__TASK__. Return the rows between the one containing "legend-label-800-mbar: 800 mbar" and the one containing "y-tick-label: 2.0 [149, 11, 213, 62]", both included, copied character for character.

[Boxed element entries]
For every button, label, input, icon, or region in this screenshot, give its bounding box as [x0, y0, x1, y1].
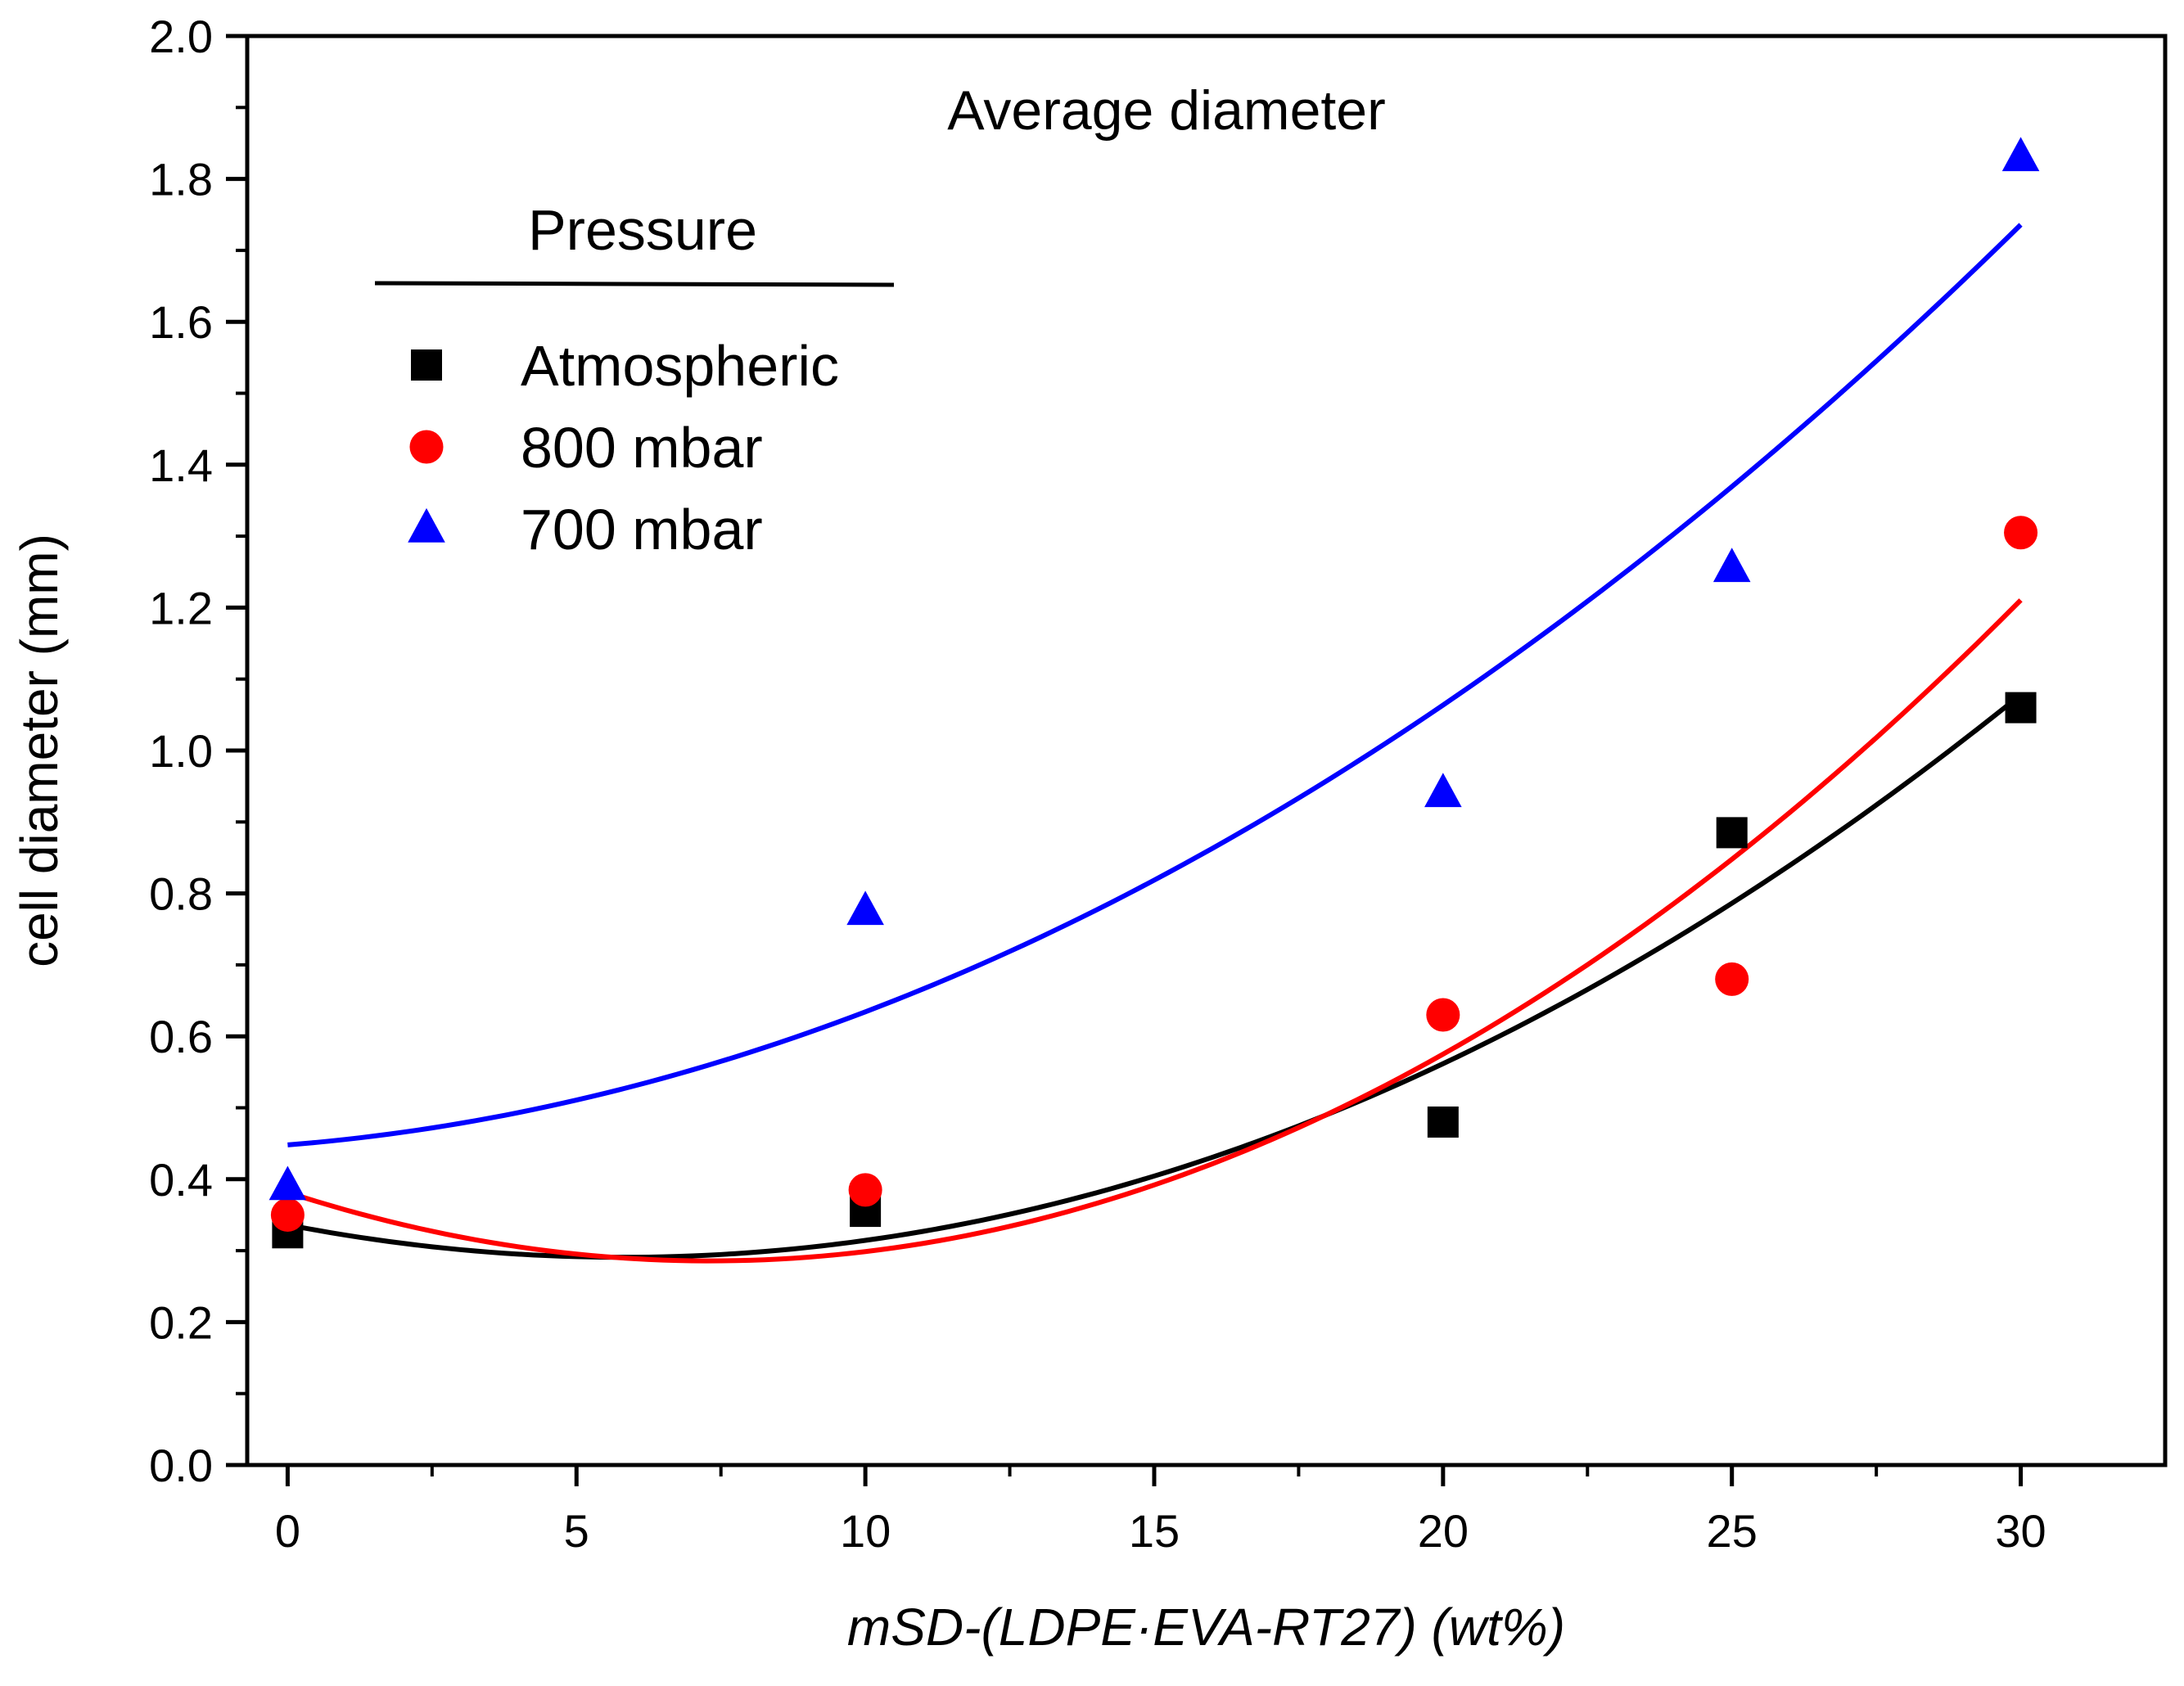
legend-label-800-mbar: 800 mbar [521, 416, 763, 480]
x-axis: 0 5 10 15 20 25 30 [275, 1465, 2046, 1557]
point-atmospheric [2005, 692, 2037, 724]
fit-curve-800-mbar [287, 598, 2023, 1264]
legend-item-atmospheric: Atmospheric [411, 334, 839, 398]
legend-item-800-mbar: 800 mbar [409, 416, 763, 480]
y-tick-label: 0.8 [149, 868, 213, 920]
point-800-mbar [2004, 516, 2038, 550]
legend-marker-atmospheric [411, 349, 442, 381]
point-800-mbar [1426, 998, 1460, 1032]
x-axis-title: mSD-(LDPE·EVA-RT27) (wt%) [847, 1598, 1565, 1657]
point-atmospheric [1716, 817, 1748, 849]
point-800-mbar [270, 1197, 305, 1232]
point-700-mbar [1712, 548, 1751, 583]
x-tick-label: 25 [1707, 1505, 1758, 1557]
fit-curve-atmospheric [287, 692, 2023, 1260]
legend-label-atmospheric: Atmospheric [521, 334, 839, 398]
legend-divider [374, 281, 895, 287]
y-tick-label: 1.4 [149, 440, 213, 491]
point-700-mbar [846, 890, 884, 926]
y-tick-label: 0.6 [149, 1011, 213, 1062]
y-tick-label: 2.0 [149, 11, 213, 62]
y-tick-label: 1.8 [149, 154, 213, 205]
y-tick-label: 0.0 [149, 1440, 213, 1491]
x-tick-label: 5 [564, 1505, 589, 1557]
point-800-mbar [848, 1173, 882, 1207]
data-points [268, 137, 2040, 1249]
fit-curve-700-mbar [287, 223, 2023, 1147]
chart-annotation: Average diameter [947, 79, 1386, 142]
point-700-mbar [1424, 773, 1462, 808]
y-tick-label: 0.2 [149, 1296, 213, 1348]
x-tick-label: 30 [1995, 1505, 2046, 1557]
legend-item-700-mbar: 700 mbar [408, 498, 763, 561]
point-700-mbar [268, 1165, 307, 1201]
x-tick-label: 10 [840, 1505, 891, 1557]
point-800-mbar [1715, 962, 1749, 996]
y-axis-title: cell diameter (mm) [10, 534, 69, 967]
y-tick-label: 1.0 [149, 725, 213, 777]
point-atmospheric [1427, 1106, 1459, 1138]
y-tick-label: 1.6 [149, 296, 213, 348]
legend: Pressure Atmospheric 800 mbar 700 mbar [374, 198, 895, 561]
x-tick-label: 20 [1418, 1505, 1469, 1557]
point-700-mbar [2001, 137, 2040, 172]
y-tick-label: 1.2 [149, 582, 213, 633]
fit-curves [287, 223, 2023, 1264]
legend-items: Atmospheric 800 mbar 700 mbar [408, 334, 839, 561]
y-tick-label: 0.4 [149, 1154, 213, 1206]
legend-title: Pressure [528, 198, 757, 262]
y-axis: 0.0 0.2 0.4 0.6 0.8 1.0 1.2 1.4 1.6 1.8 2.0 [149, 11, 247, 1491]
legend-marker-700-mbar [408, 507, 445, 543]
x-tick-label: 0 [275, 1505, 300, 1557]
legend-label-700-mbar: 700 mbar [521, 498, 763, 561]
legend-marker-800-mbar [409, 430, 444, 464]
x-tick-label: 15 [1129, 1505, 1180, 1557]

__FULL ANSWER__.
legend-label-800-mbar: 800 mbar [521, 416, 763, 480]
x-axis: 0 5 10 15 20 25 30 [275, 1465, 2046, 1557]
point-atmospheric [2005, 692, 2037, 724]
fit-curve-800-mbar [287, 598, 2023, 1264]
legend-item-atmospheric: Atmospheric [411, 334, 839, 398]
legend-item-800-mbar: 800 mbar [409, 416, 763, 480]
y-tick-label: 0.8 [149, 868, 213, 920]
point-800-mbar [2004, 516, 2038, 550]
legend-marker-atmospheric [411, 349, 442, 381]
point-800-mbar [1426, 998, 1460, 1032]
x-axis-title: mSD-(LDPE·EVA-RT27) (wt%) [847, 1598, 1565, 1657]
point-atmospheric [1716, 817, 1748, 849]
point-800-mbar [270, 1197, 305, 1232]
point-700-mbar [1712, 548, 1751, 583]
x-tick-label: 25 [1707, 1505, 1758, 1557]
fit-curve-atmospheric [287, 692, 2023, 1260]
legend-label-atmospheric: Atmospheric [521, 334, 839, 398]
legend-divider [374, 281, 895, 287]
y-tick-label: 1.4 [149, 440, 213, 491]
point-700-mbar [846, 890, 884, 926]
y-tick-label: 0.6 [149, 1011, 213, 1062]
y-tick-label: 2.0 [149, 11, 213, 62]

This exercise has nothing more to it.